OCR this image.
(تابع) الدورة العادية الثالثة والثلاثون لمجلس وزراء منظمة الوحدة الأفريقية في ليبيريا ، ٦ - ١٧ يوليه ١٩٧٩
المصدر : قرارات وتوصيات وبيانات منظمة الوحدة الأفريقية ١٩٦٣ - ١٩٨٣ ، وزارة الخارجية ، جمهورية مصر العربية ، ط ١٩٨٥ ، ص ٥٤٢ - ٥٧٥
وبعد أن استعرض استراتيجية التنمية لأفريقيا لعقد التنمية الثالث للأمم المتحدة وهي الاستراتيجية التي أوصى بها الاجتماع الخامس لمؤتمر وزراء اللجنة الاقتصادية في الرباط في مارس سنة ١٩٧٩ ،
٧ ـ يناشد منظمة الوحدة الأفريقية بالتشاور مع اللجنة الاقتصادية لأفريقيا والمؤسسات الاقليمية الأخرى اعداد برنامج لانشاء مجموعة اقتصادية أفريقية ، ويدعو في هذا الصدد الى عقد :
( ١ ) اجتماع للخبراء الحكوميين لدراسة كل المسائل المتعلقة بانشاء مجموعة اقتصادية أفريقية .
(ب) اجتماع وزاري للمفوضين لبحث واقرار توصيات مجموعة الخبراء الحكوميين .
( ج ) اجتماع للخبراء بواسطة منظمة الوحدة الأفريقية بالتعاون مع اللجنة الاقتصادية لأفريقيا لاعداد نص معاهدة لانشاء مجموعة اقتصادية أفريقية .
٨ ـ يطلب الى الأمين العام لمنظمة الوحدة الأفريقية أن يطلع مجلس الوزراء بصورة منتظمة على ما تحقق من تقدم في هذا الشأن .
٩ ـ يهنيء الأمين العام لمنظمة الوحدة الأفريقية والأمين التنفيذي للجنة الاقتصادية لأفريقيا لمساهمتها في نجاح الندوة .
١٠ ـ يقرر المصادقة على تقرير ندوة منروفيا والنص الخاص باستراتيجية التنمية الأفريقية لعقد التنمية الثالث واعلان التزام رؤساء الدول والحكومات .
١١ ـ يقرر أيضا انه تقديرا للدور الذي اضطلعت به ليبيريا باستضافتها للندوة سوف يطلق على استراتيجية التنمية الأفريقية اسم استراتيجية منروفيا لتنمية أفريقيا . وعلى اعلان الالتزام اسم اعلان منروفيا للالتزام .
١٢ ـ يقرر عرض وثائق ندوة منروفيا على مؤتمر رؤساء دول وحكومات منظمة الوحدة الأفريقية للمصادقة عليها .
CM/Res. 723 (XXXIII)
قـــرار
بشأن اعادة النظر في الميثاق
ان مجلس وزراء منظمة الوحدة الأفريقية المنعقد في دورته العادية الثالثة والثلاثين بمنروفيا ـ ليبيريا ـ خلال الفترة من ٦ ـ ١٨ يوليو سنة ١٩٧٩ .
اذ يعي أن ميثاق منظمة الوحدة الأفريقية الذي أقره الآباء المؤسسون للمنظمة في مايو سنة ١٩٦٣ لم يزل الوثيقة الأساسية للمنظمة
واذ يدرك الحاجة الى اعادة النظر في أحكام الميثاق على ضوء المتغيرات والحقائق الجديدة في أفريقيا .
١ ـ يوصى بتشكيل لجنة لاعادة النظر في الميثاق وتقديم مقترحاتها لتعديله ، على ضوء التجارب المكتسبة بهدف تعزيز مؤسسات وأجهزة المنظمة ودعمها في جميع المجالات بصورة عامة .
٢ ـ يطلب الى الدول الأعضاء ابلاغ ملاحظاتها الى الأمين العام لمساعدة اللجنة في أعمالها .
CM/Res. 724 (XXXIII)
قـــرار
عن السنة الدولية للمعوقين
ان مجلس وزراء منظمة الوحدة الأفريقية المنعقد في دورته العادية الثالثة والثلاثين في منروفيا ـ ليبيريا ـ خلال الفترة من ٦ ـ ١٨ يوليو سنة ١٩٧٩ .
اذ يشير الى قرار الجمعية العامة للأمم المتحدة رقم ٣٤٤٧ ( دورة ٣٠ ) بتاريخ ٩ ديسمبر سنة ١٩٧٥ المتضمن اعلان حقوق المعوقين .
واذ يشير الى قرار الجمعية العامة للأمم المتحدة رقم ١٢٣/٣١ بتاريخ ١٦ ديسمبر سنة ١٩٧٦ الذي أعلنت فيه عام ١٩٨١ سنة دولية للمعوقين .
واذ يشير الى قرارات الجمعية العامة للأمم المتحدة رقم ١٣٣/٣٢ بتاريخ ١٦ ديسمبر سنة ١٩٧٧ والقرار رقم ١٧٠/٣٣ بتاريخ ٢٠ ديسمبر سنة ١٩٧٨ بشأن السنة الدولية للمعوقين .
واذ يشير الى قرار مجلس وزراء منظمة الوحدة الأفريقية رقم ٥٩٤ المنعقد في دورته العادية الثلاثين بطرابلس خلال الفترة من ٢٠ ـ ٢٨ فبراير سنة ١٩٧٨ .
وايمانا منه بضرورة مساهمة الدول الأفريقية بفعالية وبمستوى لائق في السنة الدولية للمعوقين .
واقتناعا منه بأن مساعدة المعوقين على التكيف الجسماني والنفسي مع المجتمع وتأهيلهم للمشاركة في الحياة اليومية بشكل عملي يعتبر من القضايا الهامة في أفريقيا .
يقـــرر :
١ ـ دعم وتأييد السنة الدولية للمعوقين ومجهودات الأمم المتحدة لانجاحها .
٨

________________________________________

From the records above, extract every line exactly as it stands.

# RESULT OF THE EXERCISE:
OCR this image.
(تابع) الدورة العادية الثالثة والثلاثون لمجلس وزراء منظمة الوحدة الأفريقية في ليبيريا ، ٦ - ١٧ يوليه ١٩٧٩
المصدر : قرارات وتوصيات وبيانات منظمة الوحدة الأفريقية ١٩٦٣ - ١٩٨٣ ، وزارة الخارجية ، جمهورية مصر العربية ، ط ١٩٨٥ ، ص ٥٤٢ - ٥٧٥
وبعد أن استعرض استراتيجية التنمية لأفريقيا لعقد التنمية الثالث للأمم المتحدة وهي الاستراتيجية التي أوصى بها الاجتماع الخامس لمؤتمر وزراء اللجنة الاقتصادية في الرباط في مارس سنة ١٩٧٩ ،
٧ ـ يناشد منظمة الوحدة الأفريقية بالتشاور مع اللجنة الاقتصادية لأفريقيا والمؤسسات الاقليمية الأخرى اعداد برنامج لانشاء مجموعة اقتصادية أفريقية ، ويدعو في هذا الصدد الى عقد :
( ١ ) اجتماع للخبراء الحكوميين لدراسة كل المسائل المتعلقة بانشاء مجموعة اقتصادية أفريقية .
(ب) اجتماع وزاري للمفوضين لبحث واقرار توصيات مجموعة الخبراء الحكوميين .
( ج ) اجتماع للخبراء بواسطة منظمة الوحدة الأفريقية بالتعاون مع اللجنة الاقتصادية لأفريقيا لاعداد نص معاهدة لانشاء مجموعة اقتصادية أفريقية .
٨ ـ يطلب الى الأمين العام لمنظمة الوحدة الأفريقية أن يطلع مجلس الوزراء بصورة منتظمة على ما تحقق من تقدم في هذا الشأن .
٩ ـ يهنيء الأمين العام لمنظمة الوحدة الأفريقية والأمين التنفيذي للجنة الاقتصادية لأفريقيا لمساهمتها في نجاح الندوة .
١٠ ـ يقرر المصادقة على تقرير ندوة منروفيا والنص الخاص باستراتيجية التنمية الأفريقية لعقد التنمية الثالث واعلان التزام رؤساء الدول والحكومات .
١١ ـ يقرر أيضا انه تقديرا للدور الذي اضطلعت به ليبيريا باستضافتها للندوة سوف يطلق على استراتيجية التنمية الأفريقية اسم استراتيجية منروفيا لتنمية أفريقيا . وعلى اعلان الالتزام اسم اعلان منروفيا للالتزام .
١٢ ـ يقرر عرض وثائق ندوة منروفيا على مؤتمر رؤساء دول وحكومات منظمة الوحدة الأفريقية للمصادقة عليها .
CM/Res. 723 (XXXIII)
قـــرار
بشأن اعادة النظر في الميثاق
ان مجلس وزراء منظمة الوحدة الأفريقية المنعقد في دورته العادية الثالثة والثلاثين بمنروفيا ـ ليبيريا ـ خلال الفترة من ٦ ـ ١٨ يوليو سنة ١٩٧٩ .
اذ يعي أن ميثاق منظمة الوحدة الأفريقية الذي أقره الآباء المؤسسون للمنظمة في مايو سنة ١٩٦٣ لم يزل الوثيقة الأساسية للمنظمة
واذ يدرك الحاجة الى اعادة النظر في أحكام الميثاق على ضوء المتغيرات والحقائق الجديدة في أفريقيا .
١ ـ يوصى بتشكيل لجنة لاعادة النظر في الميثاق وتقديم مقترحاتها لتعديله ، على ضوء التجارب المكتسبة بهدف تعزيز مؤسسات وأجهزة المنظمة ودعمها في جميع المجالات بصورة عامة .
٢ ـ يطلب الى الدول الأعضاء ابلاغ ملاحظاتها الى الأمين العام لمساعدة اللجنة في أعمالها .
CM/Res. 724 (XXXIII)
قـــرار
عن السنة الدولية للمعوقين
ان مجلس وزراء منظمة الوحدة الأفريقية المنعقد في دورته العادية الثالثة والثلاثين في منروفيا ـ ليبيريا ـ خلال الفترة من ٦ ـ ١٨ يوليو سنة ١٩٧٩ .
اذ يشير الى قرار الجمعية العامة للأمم المتحدة رقم ٣٤٤٧ ( دورة ٣٠ ) بتاريخ ٩ ديسمبر سنة ١٩٧٥ المتضمن اعلان حقوق المعوقين .
واذ يشير الى قرار الجمعية العامة للأمم المتحدة رقم ١٢٣/٣١ بتاريخ ١٦ ديسمبر سنة ١٩٧٦ الذي أعلنت فيه عام ١٩٨١ سنة دولية للمعوقين .
واذ يشير الى قرارات الجمعية العامة للأمم المتحدة رقم ١٣٣/٣٢ بتاريخ ١٦ ديسمبر سنة ١٩٧٧ والقرار رقم ١٧٠/٣٣ بتاريخ ٢٠ ديسمبر سنة ١٩٧٨ بشأن السنة الدولية للمعوقين .
واذ يشير الى قرار مجلس وزراء منظمة الوحدة الأفريقية رقم ٥٩٤ المنعقد في دورته العادية الثلاثين بطرابلس خلال الفترة من ٢٠ ـ ٢٨ فبراير سنة ١٩٧٨ .
وايمانا منه بضرورة مساهمة الدول الأفريقية بفعالية وبمستوى لائق في السنة الدولية للمعوقين .
واقتناعا منه بأن مساعدة المعوقين على التكيف الجسماني والنفسي مع المجتمع وتأهيلهم للمشاركة في الحياة اليومية بشكل عملي يعتبر من القضايا الهامة في أفريقيا .
يقـــرر :
١ ـ دعم وتأييد السنة الدولية للمعوقين ومجهودات الأمم المتحدة لانجاحها .
٨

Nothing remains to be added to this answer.